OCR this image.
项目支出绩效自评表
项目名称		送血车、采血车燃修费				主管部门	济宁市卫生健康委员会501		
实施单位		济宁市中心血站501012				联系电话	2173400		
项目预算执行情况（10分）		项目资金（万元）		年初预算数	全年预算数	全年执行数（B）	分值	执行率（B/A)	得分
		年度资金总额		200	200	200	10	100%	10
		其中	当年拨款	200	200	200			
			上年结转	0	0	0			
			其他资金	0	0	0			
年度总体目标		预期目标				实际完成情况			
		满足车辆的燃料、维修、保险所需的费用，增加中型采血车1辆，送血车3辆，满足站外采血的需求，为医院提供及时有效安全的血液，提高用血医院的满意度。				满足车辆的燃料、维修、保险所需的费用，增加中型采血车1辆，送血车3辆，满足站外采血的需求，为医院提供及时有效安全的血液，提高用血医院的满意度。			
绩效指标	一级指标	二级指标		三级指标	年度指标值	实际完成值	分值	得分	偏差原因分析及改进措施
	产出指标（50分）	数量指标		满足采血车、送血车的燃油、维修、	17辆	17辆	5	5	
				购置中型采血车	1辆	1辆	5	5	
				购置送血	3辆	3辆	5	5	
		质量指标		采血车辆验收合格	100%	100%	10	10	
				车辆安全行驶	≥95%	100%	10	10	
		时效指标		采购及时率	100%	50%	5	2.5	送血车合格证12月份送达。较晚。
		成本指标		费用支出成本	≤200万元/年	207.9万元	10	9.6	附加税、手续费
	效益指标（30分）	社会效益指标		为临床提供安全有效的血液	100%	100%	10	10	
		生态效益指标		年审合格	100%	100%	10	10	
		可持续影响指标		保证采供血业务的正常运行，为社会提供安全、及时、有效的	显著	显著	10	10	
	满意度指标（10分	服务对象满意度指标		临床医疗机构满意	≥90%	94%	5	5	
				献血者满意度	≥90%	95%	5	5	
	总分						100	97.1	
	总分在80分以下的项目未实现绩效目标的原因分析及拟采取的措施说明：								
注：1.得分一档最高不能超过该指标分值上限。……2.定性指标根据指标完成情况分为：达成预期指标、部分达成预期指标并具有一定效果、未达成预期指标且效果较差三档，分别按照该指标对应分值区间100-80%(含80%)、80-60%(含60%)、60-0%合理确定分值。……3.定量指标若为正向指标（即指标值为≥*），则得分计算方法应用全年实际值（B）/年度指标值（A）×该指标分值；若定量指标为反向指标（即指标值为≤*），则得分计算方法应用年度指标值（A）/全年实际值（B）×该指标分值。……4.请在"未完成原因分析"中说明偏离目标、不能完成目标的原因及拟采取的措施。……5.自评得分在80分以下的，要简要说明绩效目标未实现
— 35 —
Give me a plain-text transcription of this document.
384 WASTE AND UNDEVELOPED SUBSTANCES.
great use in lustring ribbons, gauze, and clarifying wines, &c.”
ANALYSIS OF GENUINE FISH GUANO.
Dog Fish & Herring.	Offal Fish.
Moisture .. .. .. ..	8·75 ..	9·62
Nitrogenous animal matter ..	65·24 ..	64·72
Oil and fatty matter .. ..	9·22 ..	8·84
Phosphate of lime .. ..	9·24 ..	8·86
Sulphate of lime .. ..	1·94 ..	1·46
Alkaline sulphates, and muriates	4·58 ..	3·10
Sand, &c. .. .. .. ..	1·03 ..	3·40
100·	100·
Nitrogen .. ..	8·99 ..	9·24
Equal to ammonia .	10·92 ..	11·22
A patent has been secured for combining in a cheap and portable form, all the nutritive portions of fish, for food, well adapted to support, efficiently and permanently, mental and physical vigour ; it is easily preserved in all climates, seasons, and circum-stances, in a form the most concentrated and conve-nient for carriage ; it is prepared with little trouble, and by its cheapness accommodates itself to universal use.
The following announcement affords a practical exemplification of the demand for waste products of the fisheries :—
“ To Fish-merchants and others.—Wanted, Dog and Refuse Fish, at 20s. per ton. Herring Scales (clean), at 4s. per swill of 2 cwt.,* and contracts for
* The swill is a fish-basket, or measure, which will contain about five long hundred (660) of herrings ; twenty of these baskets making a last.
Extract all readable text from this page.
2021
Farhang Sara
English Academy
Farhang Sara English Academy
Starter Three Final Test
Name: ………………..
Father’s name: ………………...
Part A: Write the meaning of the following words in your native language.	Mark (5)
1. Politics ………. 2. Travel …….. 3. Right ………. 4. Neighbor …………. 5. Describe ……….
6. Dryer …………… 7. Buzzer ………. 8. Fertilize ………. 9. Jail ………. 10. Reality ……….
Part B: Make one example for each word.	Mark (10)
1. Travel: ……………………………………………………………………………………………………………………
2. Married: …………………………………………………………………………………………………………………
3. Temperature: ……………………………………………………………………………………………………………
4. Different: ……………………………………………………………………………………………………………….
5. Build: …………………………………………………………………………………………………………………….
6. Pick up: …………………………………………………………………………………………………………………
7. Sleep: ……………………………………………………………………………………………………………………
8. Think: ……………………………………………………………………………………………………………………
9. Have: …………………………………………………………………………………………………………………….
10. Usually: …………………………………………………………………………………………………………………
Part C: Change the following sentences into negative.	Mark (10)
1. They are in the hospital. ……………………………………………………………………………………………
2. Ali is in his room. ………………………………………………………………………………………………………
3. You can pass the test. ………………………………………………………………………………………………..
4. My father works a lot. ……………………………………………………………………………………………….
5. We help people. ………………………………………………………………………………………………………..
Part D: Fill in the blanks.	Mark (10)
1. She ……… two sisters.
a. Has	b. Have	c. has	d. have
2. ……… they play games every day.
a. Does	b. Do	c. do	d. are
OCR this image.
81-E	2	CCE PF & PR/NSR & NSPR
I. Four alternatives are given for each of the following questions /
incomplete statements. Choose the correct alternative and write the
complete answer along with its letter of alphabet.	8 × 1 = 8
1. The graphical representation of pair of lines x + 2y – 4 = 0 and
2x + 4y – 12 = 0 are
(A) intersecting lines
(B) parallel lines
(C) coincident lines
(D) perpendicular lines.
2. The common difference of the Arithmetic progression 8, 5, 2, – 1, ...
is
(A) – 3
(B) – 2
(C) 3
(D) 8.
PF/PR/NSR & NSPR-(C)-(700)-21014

» Work to do
Transcribe the material above word for word.

» Solution for this exercise
OCR this image.
项目支出绩效自评表
项目名称		送血车、采血车燃修费				主管部门	济宁市卫生健康委员会501		
实施单位		济宁市中心血站501012				联系电话	2173400		
项目预算执行情况（10分）		项目资金（万元）		年初预算数	全年预算数	全年执行数（B）	分值	执行率（B/A)	得分
		年度资金总额		200	200	200	10	100%	10
		其中	当年拨款	200	200	200			
			上年结转	0	0	0			
			其他资金	0	0	0			
年度总体目标		预期目标				实际完成情况			
		满足车辆的燃料、维修、保险所需的费用，增加中型采血车1辆，送血车3辆，满足站外采血的需求，为医院提供及时有效安全的血液，提高用血医院的满意度。				满足车辆的燃料、维修、保险所需的费用，增加中型采血车1辆，送血车3辆，满足站外采血的需求，为医院提供及时有效安全的血液，提高用血医院的满意度。			
绩效指标	一级指标	二级指标		三级指标	年度指标值	实际完成值	分值	得分	偏差原因分析及改进措施
	产出指标（50分）	数量指标		满足采血车、送血车的燃油、维修、	17辆	17辆	5	5	
				购置中型采血车	1辆	1辆	5	5	
				购置送血	3辆	3辆	5	5	
		质量指标		采血车辆验收合格	100%	100%	10	10	
				车辆安全行驶	≥95%	100%	10	10	
		时效指标		采购及时率	100%	50%	5	2.5	送血车合格证12月份送达。较晚。
		成本指标		费用支出成本	≤200万元/年	207.9万元	10	9.6	附加税、手续费
	效益指标（30分）	社会效益指标		为临床提供安全有效的血液	100%	100%	10	10	
		生态效益指标		年审合格	100%	100%	10	10	
		可持续影响指标		保证采供血业务的正常运行，为社会提供安全、及时、有效的	显著	显著	10	10	
	满意度指标（10分	服务对象满意度指标		临床医疗机构满意	≥90%	94%	5	5	
				献血者满意度	≥90%	95%	5	5	
	总分						100	97.1	
	总分在80分以下的项目未实现绩效目标的原因分析及拟采取的措施说明：								
注：1.得分一档最高不能超过该指标分值上限。……2.定性指标根据指标完成情况分为：达成预期指标、部分达成预期指标并具有一定效果、未达成预期指标且效果较差三档，分别按照该指标对应分值区间100-80%(含80%)、80-60%(含60%)、60-0%合理确定分值。……3.定量指标若为正向指标（即指标值为≥*），则得分计算方法应用全年实际值（B）/年度指标值（A）×该指标分值；若定量指标为反向指标（即指标值为≤*），则得分计算方法应用年度指标值（A）/全年实际值（B）×该指标分值。……4.请在"未完成原因分析"中说明偏离目标、不能完成目标的原因及拟采取的措施。……5.自评得分在80分以下的，要简要说明绩效目标未实现
— 35 —
Give me a plain-text transcription of this document.
384 WASTE AND UNDEVELOPED SUBSTANCES.
great use in lustring ribbons, gauze, and clarifying wines, &c.”
ANALYSIS OF GENUINE FISH GUANO.
Dog Fish & Herring.	Offal Fish.
Moisture .. .. .. ..	8·75 ..	9·62
Nitrogenous animal matter ..	65·24 ..	64·72
Oil and fatty matter .. ..	9·22 ..	8·84
Phosphate of lime .. ..	9·24 ..	8·86
Sulphate of lime .. ..	1·94 ..	1·46
Alkaline sulphates, and muriates	4·58 ..	3·10
Sand, &c. .. .. .. ..	1·03 ..	3·40
100·	100·
Nitrogen .. ..	8·99 ..	9·24
Equal to ammonia .	10·92 ..	11·22
A patent has been secured for combining in a cheap and portable form, all the nutritive portions of fish, for food, well adapted to support, efficiently and permanently, mental and physical vigour ; it is easily preserved in all climates, seasons, and circum-stances, in a form the most concentrated and conve-nient for carriage ; it is prepared with little trouble, and by its cheapness accommodates itself to universal use.
The following announcement affords a practical exemplification of the demand for waste products of the fisheries :—
“ To Fish-merchants and others.—Wanted, Dog and Refuse Fish, at 20s. per ton. Herring Scales (clean), at 4s. per swill of 2 cwt.,* and contracts for
* The swill is a fish-basket, or measure, which will contain about five long hundred (660) of herrings ; twenty of these baskets making a last.
Extract all readable text from this page.
2021
Farhang Sara
English Academy
Farhang Sara English Academy
Starter Three Final Test
Name: ………………..
Father’s name: ………………...
Part A: Write the meaning of the following words in your native language.	Mark (5)
1. Politics ………. 2. Travel …….. 3. Right ………. 4. Neighbor …………. 5. Describe ……….
6. Dryer …………… 7. Buzzer ………. 8. Fertilize ………. 9. Jail ………. 10. Reality ……….
Part B: Make one example for each word.	Mark (10)
1. Travel: ……………………………………………………………………………………………………………………
2. Married: …………………………………………………………………………………………………………………
3. Temperature: ……………………………………………………………………………………………………………
4. Different: ……………………………………………………………………………………………………………….
5. Build: …………………………………………………………………………………………………………………….
6. Pick up: …………………………………………………………………………………………………………………
7. Sleep: ……………………………………………………………………………………………………………………
8. Think: ……………………………………………………………………………………………………………………
9. Have: …………………………………………………………………………………………………………………….
10. Usually: …………………………………………………………………………………………………………………
Part C: Change the following sentences into negative.	Mark (10)
1. They are in the hospital. ……………………………………………………………………………………………
2. Ali is in his room. ………………………………………………………………………………………………………
3. You can pass the test. ………………………………………………………………………………………………..
4. My father works a lot. ……………………………………………………………………………………………….
5. We help people. ………………………………………………………………………………………………………..
Part D: Fill in the blanks.	Mark (10)
1. She ……… two sisters.
a. Has	b. Have	c. has	d. have
2. ……… they play games every day.
a. Does	b. Do	c. do	d. are
OCR this image.
81-E	2	CCE PF & PR/NSR & NSPR
I. Four alternatives are given for each of the following questions /
incomplete statements. Choose the correct alternative and write the
complete answer along with its letter of alphabet.	8 × 1 = 8
1. The graphical representation of pair of lines x + 2y – 4 = 0 and
2x + 4y – 12 = 0 are
(A) intersecting lines
(B) parallel lines
(C) coincident lines
(D) perpendicular lines.
2. The common difference of the Arithmetic progression 8, 5, 2, – 1, ...
is
(A) – 3
(B) – 2
(C) 3
(D) 8.
PF/PR/NSR & NSPR-(C)-(700)-21014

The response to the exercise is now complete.